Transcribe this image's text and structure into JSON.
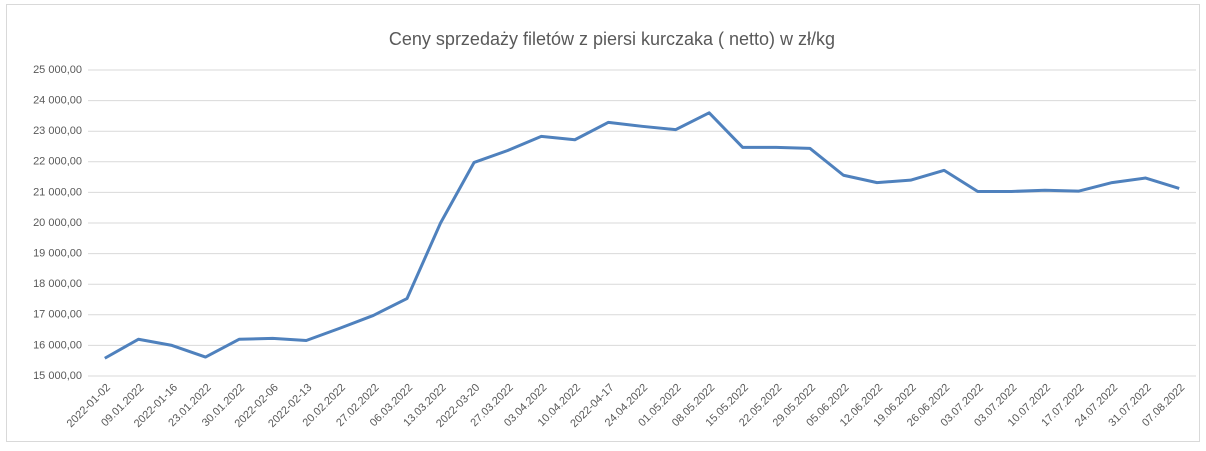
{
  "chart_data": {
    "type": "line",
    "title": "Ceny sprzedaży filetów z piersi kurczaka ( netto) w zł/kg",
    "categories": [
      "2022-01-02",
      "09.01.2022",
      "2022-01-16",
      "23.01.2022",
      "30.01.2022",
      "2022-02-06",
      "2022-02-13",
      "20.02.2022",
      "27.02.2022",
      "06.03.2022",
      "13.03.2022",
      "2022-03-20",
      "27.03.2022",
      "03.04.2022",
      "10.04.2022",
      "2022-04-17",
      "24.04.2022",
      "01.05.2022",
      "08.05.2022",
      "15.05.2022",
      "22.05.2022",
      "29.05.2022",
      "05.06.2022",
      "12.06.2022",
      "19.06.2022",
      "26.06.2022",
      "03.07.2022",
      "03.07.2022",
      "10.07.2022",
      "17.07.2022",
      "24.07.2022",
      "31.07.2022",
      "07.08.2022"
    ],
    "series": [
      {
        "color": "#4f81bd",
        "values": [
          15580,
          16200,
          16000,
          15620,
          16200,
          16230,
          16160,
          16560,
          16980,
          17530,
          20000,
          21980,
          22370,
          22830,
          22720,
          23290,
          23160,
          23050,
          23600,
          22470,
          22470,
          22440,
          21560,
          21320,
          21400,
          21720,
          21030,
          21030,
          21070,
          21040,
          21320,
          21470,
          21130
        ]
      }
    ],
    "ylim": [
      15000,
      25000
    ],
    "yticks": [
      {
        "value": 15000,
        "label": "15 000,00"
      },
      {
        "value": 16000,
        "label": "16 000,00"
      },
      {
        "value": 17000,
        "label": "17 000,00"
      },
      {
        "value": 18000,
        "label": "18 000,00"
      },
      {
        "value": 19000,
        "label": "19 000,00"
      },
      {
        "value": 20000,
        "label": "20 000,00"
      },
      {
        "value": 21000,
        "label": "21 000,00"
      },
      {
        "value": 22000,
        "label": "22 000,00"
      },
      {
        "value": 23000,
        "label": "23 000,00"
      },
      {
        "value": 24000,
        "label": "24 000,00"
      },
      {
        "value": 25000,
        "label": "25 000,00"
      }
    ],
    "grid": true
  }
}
____________________
▸ Aim of the exercise: Select, from the listing, all lines that include the word "label".

▸ Result below:
        "label": "15 000,00"
        "label": "16 000,00"
        "label": "17 000,00"
        "label": "18 000,00"
        "label": "19 000,00"
        "label": "20 000,00"
        "label": "21 000,00"
        "label": "22 000,00"
        "label": "23 000,00"
        "label": "24 000,00"
        "label": "25 000,00"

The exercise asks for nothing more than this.